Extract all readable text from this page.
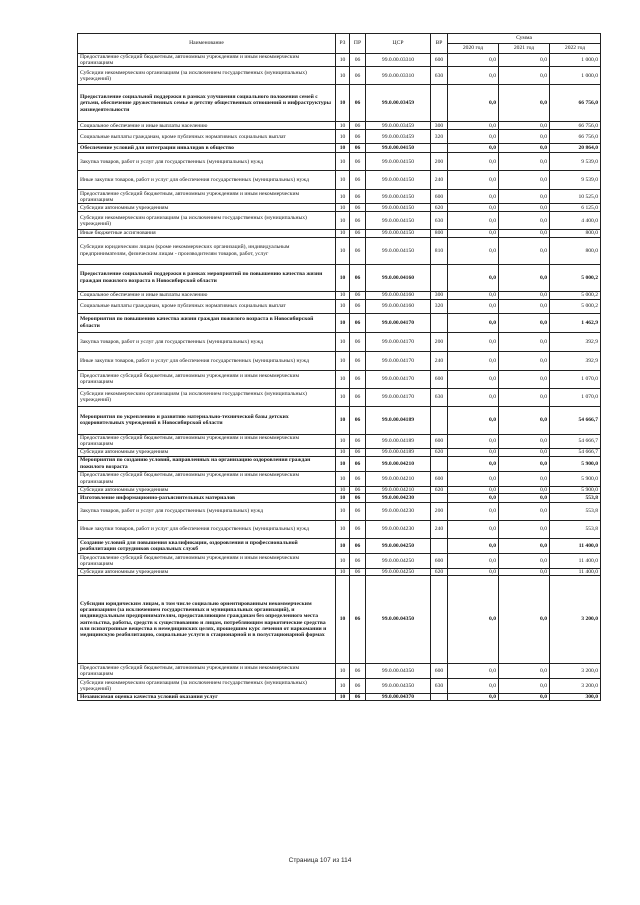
Наименование	РЗ	ПР	ЦСР	ВР	Сумма		
					2020 год	2021 год	2022 год
Предоставление субсидий бюджетным, автономным учреждениям и иным некоммерческим организациям	10	06	99.0.00.03310	600	0,0	0,0	1 000,0
Субсидии некоммерческим организациям (за исключением государственных (муниципальных) учреждений)	10	06	99.0.00.03310	630	0,0	0,0	1 000,0
Предоставление социальной поддержки в рамках улучшения социального положения семей с детьми, обеспечение дружественных семье и детству общественных отношений и инфраструктуры жизнедеятельности	10	06	99.0.00.03459		0,0	0,0	66 756,0
Социальное обеспечение и иные выплаты населению	10	06	99.0.00.03459	300	0,0	0,0	66 756,0
Социальные выплаты гражданам, кроме публичных нормативных социальных выплат	10	06	99.0.00.03459	320	0,0	0,0	66 756,0
Обеспечение условий для интеграции инвалидов в общество	10	06	99.0.00.04150		0,0	0,0	20 864,0
Закупка товаров, работ и услуг для государственных (муниципальных) нужд	10	06	99.0.00.04150	200	0,0	0,0	9 539,0
Иные закупки товаров, работ и услуг для обеспечения государственных (муниципальных) нужд	10	06	99.0.00.04150	240	0,0	0,0	9 539,0
Предоставление субсидий бюджетным, автономным учреждениям и иным некоммерческим организациям	10	06	99.0.00.04150	600	0,0	0,0	10 525,0
Субсидии автономным учреждениям	10	06	99.0.00.04150	620	0,0	0,0	6 125,0
Субсидии некоммерческим организациям (за исключением государственных (муниципальных) учреждений)	10	06	99.0.00.04150	630	0,0	0,0	4 400,0
Иные бюджетные ассигнования	10	06	99.0.00.04150	800	0,0	0,0	800,0
Субсидии юридическим лицам (кроме некоммерческих организаций), индивидуальным предпринимателям, физическим лицам - производителям товаров, работ, услуг	10	06	99.0.00.04150	810	0,0	0,0	800,0
Предоставление социальной поддержки в рамках мероприятий по повышению качества жизни граждан пожилого возраста в Новосибирской области	10	06	99.0.00.04160		0,0	0,0	5 000,2
Социальное обеспечение и иные выплаты населению	10	06	99.0.00.04160	300	0,0	0,0	5 000,2
Социальные выплаты гражданам, кроме публичных нормативных социальных выплат	10	06	99.0.00.04160	320	0,0	0,0	5 000,2
Мероприятия по повышению качества жизни граждан пожилого возраста в Новосибирской области	10	06	99.0.00.04170		0,0	0,0	1 462,9
Закупка товаров, работ и услуг для государственных (муниципальных) нужд	10	06	99.0.00.04170	200	0,0	0,0	392,9
Иные закупки товаров, работ и услуг для обеспечения государственных (муниципальных) нужд	10	06	99.0.00.04170	240	0,0	0,0	392,9
Предоставление субсидий бюджетным, автономным учреждениям и иным некоммерческим организациям	10	06	99.0.00.04170	600	0,0	0,0	1 070,0
Субсидии некоммерческим организациям (за исключением государственных (муниципальных) учреждений)	10	06	99.0.00.04170	630	0,0	0,0	1 070,0
Мероприятия по укреплению и развитию материально-технической базы детских оздоровительных учреждений в Новосибирской области	10	06	99.0.00.04189		0,0	0,0	54 666,7
Предоставление субсидий бюджетным, автономным учреждениям и иным некоммерческим организациям	10	06	99.0.00.04189	600	0,0	0,0	54 666,7
Субсидии автономным учреждениям	10	06	99.0.00.04189	620	0,0	0,0	54 666,7
Мероприятия по созданию условий, направленных на организацию оздоровления граждан пожилого возраста	10	06	99.0.00.04210		0,0	0,0	5 900,0
Предоставление субсидий бюджетным, автономным учреждениям и иным некоммерческим организациям	10	06	99.0.00.04210	600	0,0	0,0	5 900,0
Субсидии автономным учреждениям	10	06	99.0.00.04210	620	0,0	0,0	5 900,0
Изготовление информационно-разъяснительных материалов	10	06	99.0.00.04230		0,0	0,0	553,8
Закупка товаров, работ и услуг для государственных (муниципальных) нужд	10	06	99.0.00.04230	200	0,0	0,0	553,8
Иные закупки товаров, работ и услуг для обеспечения государственных (муниципальных) нужд	10	06	99.0.00.04230	240	0,0	0,0	553,8
Создание условий для повышения квалификации, оздоровления и профессиональной реабилитации сотрудников социальных служб	10	06	99.0.00.04250		0,0	0,0	11 400,0
Предоставление субсидий бюджетным, автономным учреждениям и иным некоммерческим организациям	10	06	99.0.00.04250	600	0,0	0,0	11 400,0
Субсидии автономным учреждениям	10	06	99.0.00.04250	620	0,0	0,0	11 400,0
Субсидии юридическим лицам, в том числе социально ориентированным некоммерческим организациям (за исключением государственных и муниципальных организаций), и индивидуальным предпринимателям, предоставляющим гражданам без определенного места жительства, работы, средств к существованию и лицам, потребляющим наркотические средства или психотропные вещества в немедицинских целях, прошедшим курс лечения от наркомании и медицинскую реабилитацию, социальные услуги в стационарной и в полустационарной формах	10	06	99.0.00.04350		0,0	0,0	3 200,0
Предоставление субсидий бюджетным, автономным учреждениям и иным некоммерческим организациям	10	06	99.0.00.04350	600	0,0	0,0	3 200,0
Субсидии некоммерческим организациям (за исключением государственных (муниципальных) учреждений)	10	06	99.0.00.04350	630	0,0	0,0	3 200,0
Независимая оценка качества условий оказания услуг	10	06	99.0.00.04370		0,0	0,0	300,0
Страница 107 из 114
□ □ □ □ □
Problem requirements: Find every line that has "товаров" in it, then return those lines.

Full answer:
Закупка товаров, работ и услуг для государственных (муниципальных) нужд	10	06	99.0.00.04150	200	0,0	0,0	9 539,0
Иные закупки товаров, работ и услуг для обеспечения государственных (муниципальных) нужд	10	06	99.0.00.04150	240	0,0	0,0	9 539,0
Субсидии юридическим лицам (кроме некоммерческих организаций), индивидуальным предпринимателям, физическим лицам - производителям товаров, работ, услуг	10	06	99.0.00.04150	810	0,0	0,0	800,0
Закупка товаров, работ и услуг для государственных (муниципальных) нужд	10	06	99.0.00.04170	200	0,0	0,0	392,9
Иные закупки товаров, работ и услуг для обеспечения государственных (муниципальных) нужд	10	06	99.0.00.04170	240	0,0	0,0	392,9
Закупка товаров, работ и услуг для государственных (муниципальных) нужд	10	06	99.0.00.04230	200	0,0	0,0	553,8
Иные закупки товаров, работ и услуг для обеспечения государственных (муниципальных) нужд	10	06	99.0.00.04230	240	0,0	0,0	553,8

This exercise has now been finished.